Records from a data source
╔══

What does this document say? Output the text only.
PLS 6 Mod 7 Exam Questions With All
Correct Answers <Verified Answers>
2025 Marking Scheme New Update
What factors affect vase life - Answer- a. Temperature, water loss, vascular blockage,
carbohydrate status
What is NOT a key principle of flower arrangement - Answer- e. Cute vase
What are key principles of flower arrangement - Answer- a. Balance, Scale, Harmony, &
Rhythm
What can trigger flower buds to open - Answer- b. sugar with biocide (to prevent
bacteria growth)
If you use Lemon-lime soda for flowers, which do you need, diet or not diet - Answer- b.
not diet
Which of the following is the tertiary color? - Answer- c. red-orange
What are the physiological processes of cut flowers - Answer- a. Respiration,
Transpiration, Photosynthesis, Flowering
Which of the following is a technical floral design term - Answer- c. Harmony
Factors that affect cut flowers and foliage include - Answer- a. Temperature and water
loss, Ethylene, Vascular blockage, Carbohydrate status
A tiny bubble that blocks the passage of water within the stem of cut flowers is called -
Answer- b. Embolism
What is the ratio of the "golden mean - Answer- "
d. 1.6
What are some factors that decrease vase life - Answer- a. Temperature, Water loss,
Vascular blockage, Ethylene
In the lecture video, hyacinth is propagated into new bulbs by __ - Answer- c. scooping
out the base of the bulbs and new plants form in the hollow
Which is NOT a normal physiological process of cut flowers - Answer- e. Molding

╚══

In the records above, some lines hold the word "blockage"; copy each such line.

• **SOLUTION TO THE PROBLEM**
What factors affect vase life - Answer- a. Temperature, water loss, vascular blockage,
loss, Ethylene, Vascular blockage, Carbohydrate status
Vascular blockage, Ethylene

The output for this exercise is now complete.